#### [DATA SECTION]
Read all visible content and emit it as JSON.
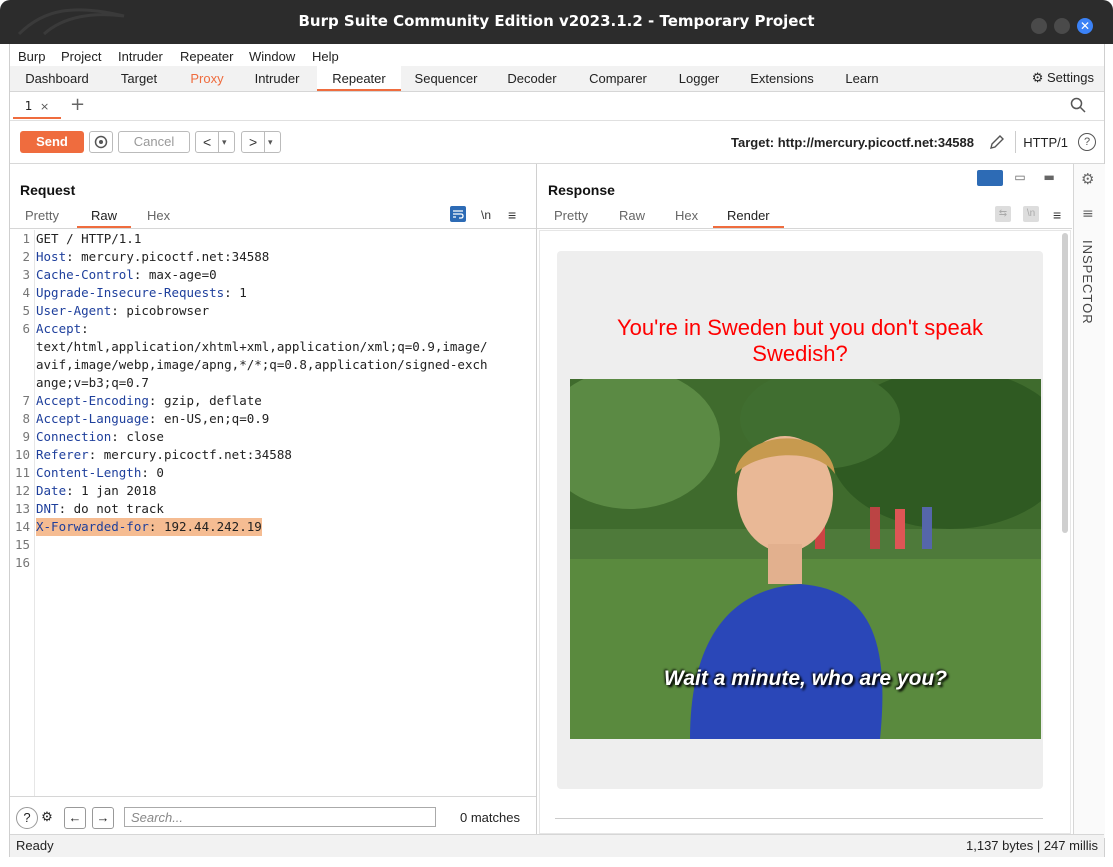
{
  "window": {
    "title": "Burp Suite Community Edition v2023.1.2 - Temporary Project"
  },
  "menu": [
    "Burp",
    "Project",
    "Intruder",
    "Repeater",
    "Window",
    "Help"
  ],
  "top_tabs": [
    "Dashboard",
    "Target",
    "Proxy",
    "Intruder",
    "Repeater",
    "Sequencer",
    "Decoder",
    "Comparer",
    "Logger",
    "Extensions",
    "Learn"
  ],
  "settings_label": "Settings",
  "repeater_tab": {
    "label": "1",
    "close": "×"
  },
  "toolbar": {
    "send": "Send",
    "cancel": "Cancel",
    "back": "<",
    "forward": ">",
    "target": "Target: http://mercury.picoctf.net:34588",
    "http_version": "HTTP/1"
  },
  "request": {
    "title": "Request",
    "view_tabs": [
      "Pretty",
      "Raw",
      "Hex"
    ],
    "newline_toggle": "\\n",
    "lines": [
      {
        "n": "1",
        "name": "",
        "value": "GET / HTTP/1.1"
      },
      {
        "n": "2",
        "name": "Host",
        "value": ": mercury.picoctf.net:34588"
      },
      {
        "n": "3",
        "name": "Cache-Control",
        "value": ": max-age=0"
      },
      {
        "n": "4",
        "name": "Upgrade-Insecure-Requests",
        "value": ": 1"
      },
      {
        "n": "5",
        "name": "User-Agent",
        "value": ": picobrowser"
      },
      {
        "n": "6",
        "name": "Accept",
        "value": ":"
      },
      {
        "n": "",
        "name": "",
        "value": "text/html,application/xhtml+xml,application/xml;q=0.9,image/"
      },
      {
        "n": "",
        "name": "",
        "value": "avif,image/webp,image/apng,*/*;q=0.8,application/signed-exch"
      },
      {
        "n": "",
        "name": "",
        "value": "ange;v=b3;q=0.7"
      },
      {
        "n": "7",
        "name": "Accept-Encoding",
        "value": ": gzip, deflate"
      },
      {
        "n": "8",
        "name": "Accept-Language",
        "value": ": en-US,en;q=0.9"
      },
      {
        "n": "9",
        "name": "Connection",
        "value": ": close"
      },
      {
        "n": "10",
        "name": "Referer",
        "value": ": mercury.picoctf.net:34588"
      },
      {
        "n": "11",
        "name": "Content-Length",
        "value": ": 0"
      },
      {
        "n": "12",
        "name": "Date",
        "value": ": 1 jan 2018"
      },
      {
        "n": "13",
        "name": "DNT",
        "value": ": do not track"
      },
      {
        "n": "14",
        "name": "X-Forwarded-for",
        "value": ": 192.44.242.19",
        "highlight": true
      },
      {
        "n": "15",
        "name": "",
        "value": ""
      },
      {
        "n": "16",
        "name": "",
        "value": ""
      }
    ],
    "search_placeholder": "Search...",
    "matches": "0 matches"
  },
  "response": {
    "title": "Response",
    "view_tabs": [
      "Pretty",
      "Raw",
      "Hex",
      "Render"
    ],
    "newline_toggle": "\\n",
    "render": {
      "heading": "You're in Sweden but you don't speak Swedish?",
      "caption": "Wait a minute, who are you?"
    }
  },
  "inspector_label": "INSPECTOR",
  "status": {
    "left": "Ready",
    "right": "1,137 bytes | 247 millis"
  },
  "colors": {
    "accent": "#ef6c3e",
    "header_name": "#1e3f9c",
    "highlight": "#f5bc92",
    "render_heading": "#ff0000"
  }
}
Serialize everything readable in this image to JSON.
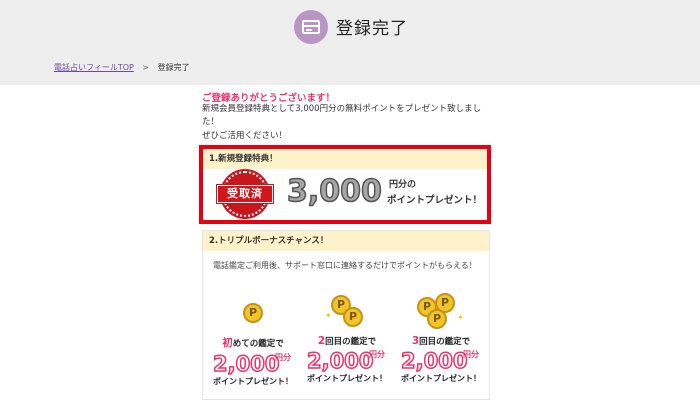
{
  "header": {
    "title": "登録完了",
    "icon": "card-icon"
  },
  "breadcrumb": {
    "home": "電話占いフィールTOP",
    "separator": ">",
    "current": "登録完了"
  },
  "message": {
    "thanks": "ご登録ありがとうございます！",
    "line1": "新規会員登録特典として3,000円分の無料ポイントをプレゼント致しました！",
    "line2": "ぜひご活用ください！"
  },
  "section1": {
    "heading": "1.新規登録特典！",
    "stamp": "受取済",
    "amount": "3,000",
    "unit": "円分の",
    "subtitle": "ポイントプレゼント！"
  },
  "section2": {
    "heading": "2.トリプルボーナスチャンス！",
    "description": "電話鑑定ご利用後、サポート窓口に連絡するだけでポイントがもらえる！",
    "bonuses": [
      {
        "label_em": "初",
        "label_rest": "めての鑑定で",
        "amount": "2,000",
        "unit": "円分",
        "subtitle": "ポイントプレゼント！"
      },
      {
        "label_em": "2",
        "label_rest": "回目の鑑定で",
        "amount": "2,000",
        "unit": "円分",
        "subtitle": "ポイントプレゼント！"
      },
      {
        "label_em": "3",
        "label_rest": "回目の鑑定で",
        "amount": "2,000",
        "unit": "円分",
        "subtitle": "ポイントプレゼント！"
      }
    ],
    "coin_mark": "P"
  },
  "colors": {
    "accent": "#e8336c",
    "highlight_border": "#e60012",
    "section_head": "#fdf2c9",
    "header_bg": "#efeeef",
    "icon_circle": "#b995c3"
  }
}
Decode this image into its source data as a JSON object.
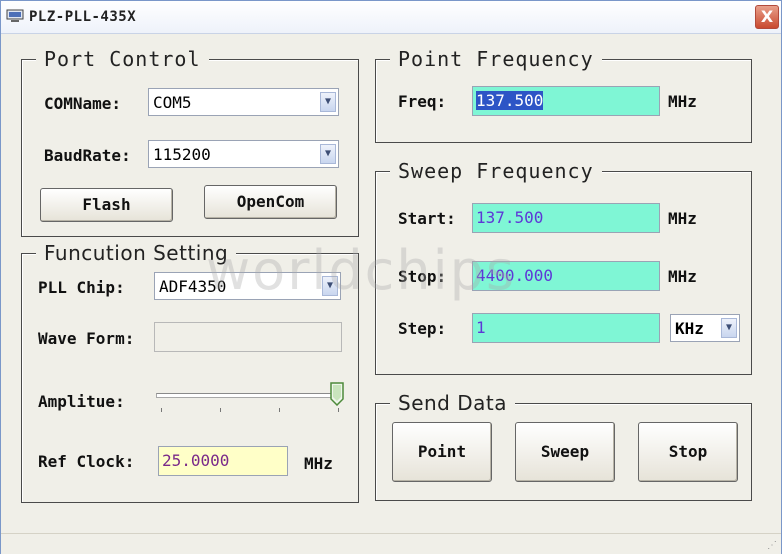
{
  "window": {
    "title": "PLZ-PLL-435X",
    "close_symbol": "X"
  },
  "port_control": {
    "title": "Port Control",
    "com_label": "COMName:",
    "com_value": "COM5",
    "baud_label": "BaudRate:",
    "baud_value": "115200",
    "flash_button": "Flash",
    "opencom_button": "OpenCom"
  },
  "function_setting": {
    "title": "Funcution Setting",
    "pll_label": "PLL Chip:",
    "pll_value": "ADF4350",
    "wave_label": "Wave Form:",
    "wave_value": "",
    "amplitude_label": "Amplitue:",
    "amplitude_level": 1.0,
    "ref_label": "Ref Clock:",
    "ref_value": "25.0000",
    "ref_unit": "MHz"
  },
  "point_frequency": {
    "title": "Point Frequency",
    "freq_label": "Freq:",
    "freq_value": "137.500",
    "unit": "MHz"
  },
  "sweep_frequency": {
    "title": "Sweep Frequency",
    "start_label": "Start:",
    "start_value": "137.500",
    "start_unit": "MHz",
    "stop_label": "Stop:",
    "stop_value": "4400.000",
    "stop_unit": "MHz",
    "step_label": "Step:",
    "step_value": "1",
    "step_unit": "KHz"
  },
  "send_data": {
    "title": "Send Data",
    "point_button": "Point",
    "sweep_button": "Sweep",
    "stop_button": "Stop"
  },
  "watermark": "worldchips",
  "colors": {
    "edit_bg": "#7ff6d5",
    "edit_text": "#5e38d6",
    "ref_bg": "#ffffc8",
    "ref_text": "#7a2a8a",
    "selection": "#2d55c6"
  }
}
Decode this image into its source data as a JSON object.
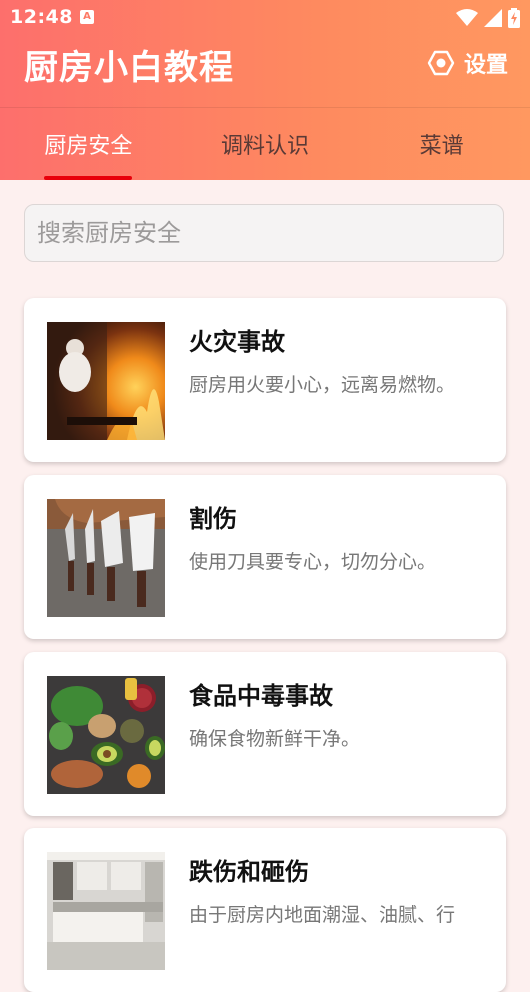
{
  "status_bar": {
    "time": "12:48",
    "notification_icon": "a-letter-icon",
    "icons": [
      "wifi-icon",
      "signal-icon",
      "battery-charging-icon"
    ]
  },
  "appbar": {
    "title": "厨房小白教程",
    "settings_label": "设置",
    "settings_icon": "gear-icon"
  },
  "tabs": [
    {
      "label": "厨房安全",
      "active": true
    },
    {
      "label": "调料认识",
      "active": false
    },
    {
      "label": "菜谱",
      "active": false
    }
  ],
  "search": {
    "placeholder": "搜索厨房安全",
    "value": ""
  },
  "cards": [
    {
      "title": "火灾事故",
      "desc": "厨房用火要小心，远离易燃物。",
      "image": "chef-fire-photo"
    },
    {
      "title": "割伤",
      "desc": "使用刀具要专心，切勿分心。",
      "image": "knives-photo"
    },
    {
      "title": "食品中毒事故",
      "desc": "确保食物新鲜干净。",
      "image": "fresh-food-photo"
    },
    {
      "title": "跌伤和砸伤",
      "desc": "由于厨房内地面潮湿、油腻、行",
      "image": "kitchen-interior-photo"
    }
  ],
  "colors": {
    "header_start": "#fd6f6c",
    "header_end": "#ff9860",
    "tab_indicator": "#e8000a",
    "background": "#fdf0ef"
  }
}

#### [WHAT YOU ARE ASKED TO DO]
Make an exact reproduction of the listing above, without any pictures.

#### [RESULT FOR THIS TASK]
Read all visible content and emit it as JSON.
{
  "window": {
    "title": "Burp Suite Community Edition v2023.1.2 - Temporary Project"
  },
  "menu": [
    "Burp",
    "Project",
    "Intruder",
    "Repeater",
    "Window",
    "Help"
  ],
  "top_tabs": [
    "Dashboard",
    "Target",
    "Proxy",
    "Intruder",
    "Repeater",
    "Sequencer",
    "Decoder",
    "Comparer",
    "Logger",
    "Extensions",
    "Learn"
  ],
  "settings_label": "Settings",
  "repeater_tab": {
    "label": "1",
    "close": "×"
  },
  "toolbar": {
    "send": "Send",
    "cancel": "Cancel",
    "back": "<",
    "forward": ">",
    "target": "Target: http://mercury.picoctf.net:34588",
    "http_version": "HTTP/1"
  },
  "request": {
    "title": "Request",
    "view_tabs": [
      "Pretty",
      "Raw",
      "Hex"
    ],
    "newline_toggle": "\\n",
    "lines": [
      {
        "n": "1",
        "name": "",
        "value": "GET / HTTP/1.1"
      },
      {
        "n": "2",
        "name": "Host",
        "value": ": mercury.picoctf.net:34588"
      },
      {
        "n": "3",
        "name": "Cache-Control",
        "value": ": max-age=0"
      },
      {
        "n": "4",
        "name": "Upgrade-Insecure-Requests",
        "value": ": 1"
      },
      {
        "n": "5",
        "name": "User-Agent",
        "value": ": picobrowser"
      },
      {
        "n": "6",
        "name": "Accept",
        "value": ":"
      },
      {
        "n": "",
        "name": "",
        "value": "text/html,application/xhtml+xml,application/xml;q=0.9,image/"
      },
      {
        "n": "",
        "name": "",
        "value": "avif,image/webp,image/apng,*/*;q=0.8,application/signed-exch"
      },
      {
        "n": "",
        "name": "",
        "value": "ange;v=b3;q=0.7"
      },
      {
        "n": "7",
        "name": "Accept-Encoding",
        "value": ": gzip, deflate"
      },
      {
        "n": "8",
        "name": "Accept-Language",
        "value": ": en-US,en;q=0.9"
      },
      {
        "n": "9",
        "name": "Connection",
        "value": ": close"
      },
      {
        "n": "10",
        "name": "Referer",
        "value": ": mercury.picoctf.net:34588"
      },
      {
        "n": "11",
        "name": "Content-Length",
        "value": ": 0"
      },
      {
        "n": "12",
        "name": "Date",
        "value": ": 1 jan 2018"
      },
      {
        "n": "13",
        "name": "DNT",
        "value": ": do not track"
      },
      {
        "n": "14",
        "name": "X-Forwarded-for",
        "value": ": 192.44.242.19",
        "highlight": true
      },
      {
        "n": "15",
        "name": "",
        "value": ""
      },
      {
        "n": "16",
        "name": "",
        "value": ""
      }
    ],
    "search_placeholder": "Search...",
    "matches": "0 matches"
  },
  "response": {
    "title": "Response",
    "view_tabs": [
      "Pretty",
      "Raw",
      "Hex",
      "Render"
    ],
    "newline_toggle": "\\n",
    "render": {
      "heading": "You're in Sweden but you don't speak Swedish?",
      "caption": "Wait a minute, who are you?"
    }
  },
  "inspector_label": "INSPECTOR",
  "status": {
    "left": "Ready",
    "right": "1,137 bytes | 247 millis"
  },
  "colors": {
    "accent": "#ef6c3e",
    "header_name": "#1e3f9c",
    "highlight": "#f5bc92",
    "render_heading": "#ff0000"
  }
}
Serialize everything readable in this image to JSON.
{
  "header": {
    "title": "登録完了",
    "icon": "card-icon"
  },
  "breadcrumb": {
    "home": "電話占いフィールTOP",
    "separator": ">",
    "current": "登録完了"
  },
  "message": {
    "thanks": "ご登録ありがとうございます！",
    "line1": "新規会員登録特典として3,000円分の無料ポイントをプレゼント致しました！",
    "line2": "ぜひご活用ください！"
  },
  "section1": {
    "heading": "1.新規登録特典！",
    "stamp": "受取済",
    "amount": "3,000",
    "unit": "円分の",
    "subtitle": "ポイントプレゼント！"
  },
  "section2": {
    "heading": "2.トリプルボーナスチャンス！",
    "description": "電話鑑定ご利用後、サポート窓口に連絡するだけでポイントがもらえる！",
    "bonuses": [
      {
        "label_em": "初",
        "label_rest": "めての鑑定で",
        "amount": "2,000",
        "unit": "円分",
        "subtitle": "ポイントプレゼント！"
      },
      {
        "label_em": "2",
        "label_rest": "回目の鑑定で",
        "amount": "2,000",
        "unit": "円分",
        "subtitle": "ポイントプレゼント！"
      },
      {
        "label_em": "3",
        "label_rest": "回目の鑑定で",
        "amount": "2,000",
        "unit": "円分",
        "subtitle": "ポイントプレゼント！"
      }
    ],
    "coin_mark": "P"
  },
  "colors": {
    "accent": "#e8336c",
    "highlight_border": "#e60012",
    "section_head": "#fdf2c9",
    "header_bg": "#efeeef",
    "icon_circle": "#b995c3"
  }
}
Decode this image into its source data as a JSON object.
{
  "window": {
    "title": "PLZ-PLL-435X",
    "close_symbol": "X"
  },
  "port_control": {
    "title": "Port Control",
    "com_label": "COMName:",
    "com_value": "COM5",
    "baud_label": "BaudRate:",
    "baud_value": "115200",
    "flash_button": "Flash",
    "opencom_button": "OpenCom"
  },
  "function_setting": {
    "title": "Funcution Setting",
    "pll_label": "PLL Chip:",
    "pll_value": "ADF4350",
    "wave_label": "Wave Form:",
    "wave_value": "",
    "amplitude_label": "Amplitue:",
    "amplitude_level": 1.0,
    "ref_label": "Ref Clock:",
    "ref_value": "25.0000",
    "ref_unit": "MHz"
  },
  "point_frequency": {
    "title": "Point Frequency",
    "freq_label": "Freq:",
    "freq_value": "137.500",
    "unit": "MHz"
  },
  "sweep_frequency": {
    "title": "Sweep Frequency",
    "start_label": "Start:",
    "start_value": "137.500",
    "start_unit": "MHz",
    "stop_label": "Stop:",
    "stop_value": "4400.000",
    "stop_unit": "MHz",
    "step_label": "Step:",
    "step_value": "1",
    "step_unit": "KHz"
  },
  "send_data": {
    "title": "Send Data",
    "point_button": "Point",
    "sweep_button": "Sweep",
    "stop_button": "Stop"
  },
  "watermark": "worldchips",
  "colors": {
    "edit_bg": "#7ff6d5",
    "edit_text": "#5e38d6",
    "ref_bg": "#ffffc8",
    "ref_text": "#7a2a8a",
    "selection": "#2d55c6"
  }
}
Decode this image into its source data as a JSON object.
{
  "status_bar": {
    "time": "12:48",
    "notification_icon": "a-letter-icon",
    "icons": [
      "wifi-icon",
      "signal-icon",
      "battery-charging-icon"
    ]
  },
  "appbar": {
    "title": "厨房小白教程",
    "settings_label": "设置",
    "settings_icon": "gear-icon"
  },
  "tabs": [
    {
      "label": "厨房安全",
      "active": true
    },
    {
      "label": "调料认识",
      "active": false
    },
    {
      "label": "菜谱",
      "active": false
    }
  ],
  "search": {
    "placeholder": "搜索厨房安全",
    "value": ""
  },
  "cards": [
    {
      "title": "火灾事故",
      "desc": "厨房用火要小心，远离易燃物。",
      "image": "chef-fire-photo"
    },
    {
      "title": "割伤",
      "desc": "使用刀具要专心，切勿分心。",
      "image": "knives-photo"
    },
    {
      "title": "食品中毒事故",
      "desc": "确保食物新鲜干净。",
      "image": "fresh-food-photo"
    },
    {
      "title": "跌伤和砸伤",
      "desc": "由于厨房内地面潮湿、油腻、行",
      "image": "kitchen-interior-photo"
    }
  ],
  "colors": {
    "header_start": "#fd6f6c",
    "header_end": "#ff9860",
    "tab_indicator": "#e8000a",
    "background": "#fdf0ef"
  }
}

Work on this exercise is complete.